>> start Dataset extract

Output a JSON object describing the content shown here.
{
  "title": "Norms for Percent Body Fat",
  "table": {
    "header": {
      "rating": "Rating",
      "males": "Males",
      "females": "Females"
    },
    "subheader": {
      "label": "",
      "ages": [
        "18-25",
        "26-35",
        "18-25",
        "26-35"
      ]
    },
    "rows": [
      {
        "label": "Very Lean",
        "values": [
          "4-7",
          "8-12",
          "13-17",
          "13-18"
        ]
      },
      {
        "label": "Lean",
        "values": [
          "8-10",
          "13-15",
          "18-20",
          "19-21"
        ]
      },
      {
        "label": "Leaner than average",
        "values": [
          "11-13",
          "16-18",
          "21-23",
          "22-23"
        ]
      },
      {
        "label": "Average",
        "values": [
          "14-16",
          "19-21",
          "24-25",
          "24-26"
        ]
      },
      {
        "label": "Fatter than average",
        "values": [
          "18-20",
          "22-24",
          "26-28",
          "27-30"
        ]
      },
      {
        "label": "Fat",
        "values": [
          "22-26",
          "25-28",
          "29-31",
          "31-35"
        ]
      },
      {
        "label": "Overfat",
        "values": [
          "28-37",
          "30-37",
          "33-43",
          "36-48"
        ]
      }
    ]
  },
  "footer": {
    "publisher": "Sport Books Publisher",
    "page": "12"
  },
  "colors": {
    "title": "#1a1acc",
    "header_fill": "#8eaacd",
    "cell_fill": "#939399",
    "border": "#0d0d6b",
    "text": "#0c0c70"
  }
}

>> end Dataset extract
>> start Dataset extract

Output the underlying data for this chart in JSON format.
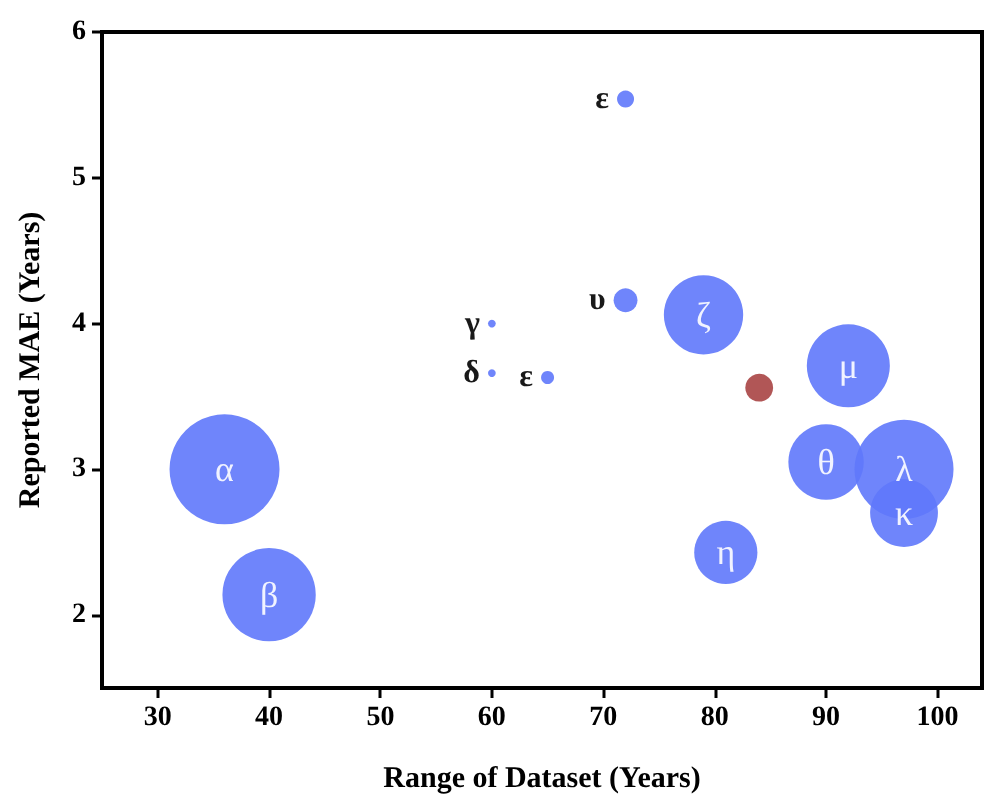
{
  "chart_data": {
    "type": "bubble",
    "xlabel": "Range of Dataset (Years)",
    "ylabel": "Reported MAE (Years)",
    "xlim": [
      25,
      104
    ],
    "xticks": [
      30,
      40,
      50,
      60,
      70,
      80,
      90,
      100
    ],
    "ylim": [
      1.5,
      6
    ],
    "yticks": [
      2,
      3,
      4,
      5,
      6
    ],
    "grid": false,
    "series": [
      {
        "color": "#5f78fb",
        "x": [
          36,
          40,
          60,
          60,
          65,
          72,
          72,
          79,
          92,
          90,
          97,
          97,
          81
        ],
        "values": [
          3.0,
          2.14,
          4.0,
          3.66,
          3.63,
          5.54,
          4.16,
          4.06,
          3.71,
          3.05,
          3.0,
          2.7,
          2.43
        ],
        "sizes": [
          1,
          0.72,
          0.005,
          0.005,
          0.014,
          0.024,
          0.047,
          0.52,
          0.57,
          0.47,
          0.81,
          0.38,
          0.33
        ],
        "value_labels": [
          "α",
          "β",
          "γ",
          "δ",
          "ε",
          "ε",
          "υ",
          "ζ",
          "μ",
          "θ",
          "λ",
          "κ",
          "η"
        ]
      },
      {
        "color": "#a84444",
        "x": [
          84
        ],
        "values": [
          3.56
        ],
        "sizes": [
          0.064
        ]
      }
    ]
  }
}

>> end Dataset extract

### Do this
Identify the lines that hold the word "Output". Copy every one of them.

### Answer below
Output a JSON object describing the content shown here.
Output the underlying data for this chart in JSON format.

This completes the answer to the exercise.